TANGERANG, ifakta.co – Anggota DPRD Kabupaten Tangerang, Achmad Baiquni dari Komisi IV Fraksi Partai Amanat Nasional (PAN), menghadiri kegiatan Musyawarah Perencanaan Pembangunan (Musrenbang) tingkat Kecamatan Kresek. Kegiatan tersebut menjadi forum strategis dalam menyerap aspirasi masyarakat serta menyusun arah pembangunan daerah ke depan.

Musrenbang tersebut turut dihadiri perwakilan Badan Perencanaan Pembangunan Daerah (Bappeda) Kabupaten Tangerang Sri Indriastuti Widia Ningsih, Kepala Puskesmas Kresek dr. Deny Erfin, MARS, Kepala UPTD Wilayah VI DBMSDA Eko Suwandi, jajaran kepala desa se-Kecamatan Kresek, unsur Diskominfo, PMI, Damkar, serta Inspektorat Kabupaten Tangerang. Hadir pula tokoh masyarakat, tokoh agama, tokoh pemuda KNPI, organisasi pendidikan, LSM, dan insan pers.

Dalam sesi tanya jawab, Achmad Baiquni menyoroti kebijakan efisiensi anggaran sebesar Rp600 miliar yang berasal dari pemerintah pusat, termasuk pemangkasan anggaran dinas hingga 15 persen. Ia menegaskan bahwa dari sekitar 50 usulan program yang diajukan dalam Musrenbang, seluruhnya perlu dikaji ulang secara mendalam agar tidak terjadi tumpang tindih program.

Iklan

Menurut Baiquni, sinergi antara legislatif, pemerintah daerah, dan pemerintah desa menjadi kunci utama dalam menyusun perencanaan pembangunan yang tepat sasaran. Ia menegaskan kesiapan DPRD untuk duduk bersama jajaran kepala desa guna membahas dan mematangkan usulan program yang benar-benar dibutuhkan masyarakat.

**BARIS DATA**

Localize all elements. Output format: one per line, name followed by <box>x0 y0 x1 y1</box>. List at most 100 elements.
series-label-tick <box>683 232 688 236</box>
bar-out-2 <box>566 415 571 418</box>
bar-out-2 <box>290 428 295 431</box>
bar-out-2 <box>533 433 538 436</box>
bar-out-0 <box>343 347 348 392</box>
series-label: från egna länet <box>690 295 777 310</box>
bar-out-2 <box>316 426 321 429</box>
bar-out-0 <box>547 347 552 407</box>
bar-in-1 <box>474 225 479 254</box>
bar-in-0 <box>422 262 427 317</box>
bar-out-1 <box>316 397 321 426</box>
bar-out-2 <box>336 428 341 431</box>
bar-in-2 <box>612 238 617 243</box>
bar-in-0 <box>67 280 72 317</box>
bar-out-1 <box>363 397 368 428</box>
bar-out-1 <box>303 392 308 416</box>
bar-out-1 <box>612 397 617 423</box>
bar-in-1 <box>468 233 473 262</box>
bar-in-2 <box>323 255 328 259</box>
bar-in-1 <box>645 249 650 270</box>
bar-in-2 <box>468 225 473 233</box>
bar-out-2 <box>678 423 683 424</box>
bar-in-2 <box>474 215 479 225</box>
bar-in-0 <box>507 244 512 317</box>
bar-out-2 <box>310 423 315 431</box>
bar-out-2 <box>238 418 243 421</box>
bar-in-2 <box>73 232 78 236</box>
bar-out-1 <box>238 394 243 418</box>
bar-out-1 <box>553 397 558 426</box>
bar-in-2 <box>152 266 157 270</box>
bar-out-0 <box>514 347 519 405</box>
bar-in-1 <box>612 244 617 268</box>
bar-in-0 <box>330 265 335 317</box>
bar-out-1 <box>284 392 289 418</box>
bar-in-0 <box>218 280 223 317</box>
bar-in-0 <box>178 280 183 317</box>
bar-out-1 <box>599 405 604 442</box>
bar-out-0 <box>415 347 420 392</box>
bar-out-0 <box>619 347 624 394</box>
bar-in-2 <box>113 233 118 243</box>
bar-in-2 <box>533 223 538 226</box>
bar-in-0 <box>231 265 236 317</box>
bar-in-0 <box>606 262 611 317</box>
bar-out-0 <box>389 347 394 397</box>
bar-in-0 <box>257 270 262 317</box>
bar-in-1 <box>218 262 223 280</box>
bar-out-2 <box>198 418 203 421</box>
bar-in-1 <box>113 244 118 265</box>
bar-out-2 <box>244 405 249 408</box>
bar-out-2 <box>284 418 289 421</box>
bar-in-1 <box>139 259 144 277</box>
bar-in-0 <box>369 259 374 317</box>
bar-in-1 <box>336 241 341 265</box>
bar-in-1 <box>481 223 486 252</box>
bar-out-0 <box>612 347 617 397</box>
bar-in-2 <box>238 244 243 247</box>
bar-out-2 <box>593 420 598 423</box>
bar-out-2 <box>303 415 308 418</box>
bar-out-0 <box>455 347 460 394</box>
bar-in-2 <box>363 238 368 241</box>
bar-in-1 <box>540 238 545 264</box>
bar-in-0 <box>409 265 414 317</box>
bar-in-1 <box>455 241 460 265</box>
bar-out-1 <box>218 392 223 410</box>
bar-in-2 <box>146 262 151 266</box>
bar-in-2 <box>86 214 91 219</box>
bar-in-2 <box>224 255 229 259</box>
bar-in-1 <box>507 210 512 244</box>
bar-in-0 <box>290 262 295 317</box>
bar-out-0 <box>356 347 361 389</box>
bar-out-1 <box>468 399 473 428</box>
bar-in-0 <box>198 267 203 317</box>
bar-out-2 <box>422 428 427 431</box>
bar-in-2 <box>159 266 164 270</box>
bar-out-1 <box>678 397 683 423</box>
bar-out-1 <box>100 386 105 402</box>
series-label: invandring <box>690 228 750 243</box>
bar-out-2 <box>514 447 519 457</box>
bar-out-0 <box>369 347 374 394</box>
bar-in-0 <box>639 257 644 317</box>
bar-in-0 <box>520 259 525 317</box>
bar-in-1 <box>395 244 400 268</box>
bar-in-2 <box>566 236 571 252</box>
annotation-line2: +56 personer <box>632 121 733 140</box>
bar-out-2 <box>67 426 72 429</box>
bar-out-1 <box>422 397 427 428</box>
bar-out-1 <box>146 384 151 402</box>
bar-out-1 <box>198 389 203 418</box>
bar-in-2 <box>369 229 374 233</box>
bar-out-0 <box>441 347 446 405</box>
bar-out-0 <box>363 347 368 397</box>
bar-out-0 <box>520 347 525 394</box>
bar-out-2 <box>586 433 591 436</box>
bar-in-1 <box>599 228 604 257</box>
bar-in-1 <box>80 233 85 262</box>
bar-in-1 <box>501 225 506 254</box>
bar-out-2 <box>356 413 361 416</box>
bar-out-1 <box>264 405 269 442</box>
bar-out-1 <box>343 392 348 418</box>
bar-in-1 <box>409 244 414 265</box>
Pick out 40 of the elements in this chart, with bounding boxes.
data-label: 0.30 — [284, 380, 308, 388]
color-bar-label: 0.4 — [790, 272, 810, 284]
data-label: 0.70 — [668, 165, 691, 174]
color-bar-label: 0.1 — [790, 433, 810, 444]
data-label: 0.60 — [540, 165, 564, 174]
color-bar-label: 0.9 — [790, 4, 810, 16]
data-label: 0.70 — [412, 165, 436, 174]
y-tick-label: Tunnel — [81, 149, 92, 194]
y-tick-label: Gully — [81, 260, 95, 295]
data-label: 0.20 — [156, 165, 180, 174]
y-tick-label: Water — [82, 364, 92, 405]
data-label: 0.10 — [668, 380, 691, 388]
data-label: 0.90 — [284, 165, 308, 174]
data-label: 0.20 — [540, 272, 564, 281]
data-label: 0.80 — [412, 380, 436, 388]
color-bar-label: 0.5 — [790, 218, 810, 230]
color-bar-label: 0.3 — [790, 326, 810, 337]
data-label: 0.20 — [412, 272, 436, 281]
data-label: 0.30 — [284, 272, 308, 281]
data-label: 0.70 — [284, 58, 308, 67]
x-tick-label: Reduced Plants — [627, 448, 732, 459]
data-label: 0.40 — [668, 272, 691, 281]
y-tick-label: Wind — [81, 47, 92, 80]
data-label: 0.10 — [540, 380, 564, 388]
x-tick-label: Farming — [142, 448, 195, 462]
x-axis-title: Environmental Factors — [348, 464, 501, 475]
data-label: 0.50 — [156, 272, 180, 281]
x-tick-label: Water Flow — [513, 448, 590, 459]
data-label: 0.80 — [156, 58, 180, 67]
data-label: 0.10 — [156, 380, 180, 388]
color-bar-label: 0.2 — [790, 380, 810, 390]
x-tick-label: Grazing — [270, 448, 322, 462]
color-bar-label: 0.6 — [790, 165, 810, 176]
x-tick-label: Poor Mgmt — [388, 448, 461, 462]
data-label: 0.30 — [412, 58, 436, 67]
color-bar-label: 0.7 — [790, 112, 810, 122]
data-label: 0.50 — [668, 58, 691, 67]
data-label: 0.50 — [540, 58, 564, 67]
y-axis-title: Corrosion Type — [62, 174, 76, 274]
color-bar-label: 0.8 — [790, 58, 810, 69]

**TUGAS**
Ketik ulang seluruh teks berita tentang Musrenbang Kecamatan Kresek tanpa mengubah satu kata atau tanda baca pun. Baris data merupakan bahan yang terpisah dari teks berita.

**JAWABAN TERTULIS**
TANGERANG, ifakta.co – Anggota DPRD Kabupaten Tangerang, Achmad Baiquni dari Komisi IV Fraksi Partai Amanat Nasional (PAN), menghadiri kegiatan Musyawarah Perencanaan Pembangunan (Musrenbang) tingkat Kecamatan Kresek. Kegiatan tersebut menjadi forum strategis dalam menyerap aspirasi masyarakat serta menyusun arah pembangunan daerah ke depan.

Musrenbang tersebut turut dihadiri perwakilan Badan Perencanaan Pembangunan Daerah (Bappeda) Kabupaten Tangerang Sri Indriastuti Widia Ningsih, Kepala Puskesmas Kresek dr. Deny Erfin, MARS, Kepala UPTD Wilayah VI DBMSDA Eko Suwandi, jajaran kepala desa se-Kecamatan Kresek, unsur Diskominfo, PMI, Damkar, serta Inspektorat Kabupaten Tangerang. Hadir pula tokoh masyarakat, tokoh agama, tokoh pemuda KNPI, organisasi pendidikan, LSM, dan insan pers.

Dalam sesi tanya jawab, Achmad Baiquni menyoroti kebijakan efisiensi anggaran sebesar Rp600 miliar yang berasal dari pemerintah pusat, termasuk pemangkasan anggaran dinas hingga 15 persen. Ia menegaskan bahwa dari sekitar 50 usulan program yang diajukan dalam Musrenbang, seluruhnya perlu dikaji ulang secara mendalam agar tidak terjadi tumpang tindih program.

Iklan

Menurut Baiquni, sinergi antara legislatif, pemerintah daerah, dan pemerintah desa menjadi kunci utama dalam menyusun perencanaan pembangunan yang tepat sasaran. Ia menegaskan kesiapan DPRD untuk duduk bersama jajaran kepala desa guna membahas dan mematangkan usulan program yang benar-benar dibutuhkan masyarakat.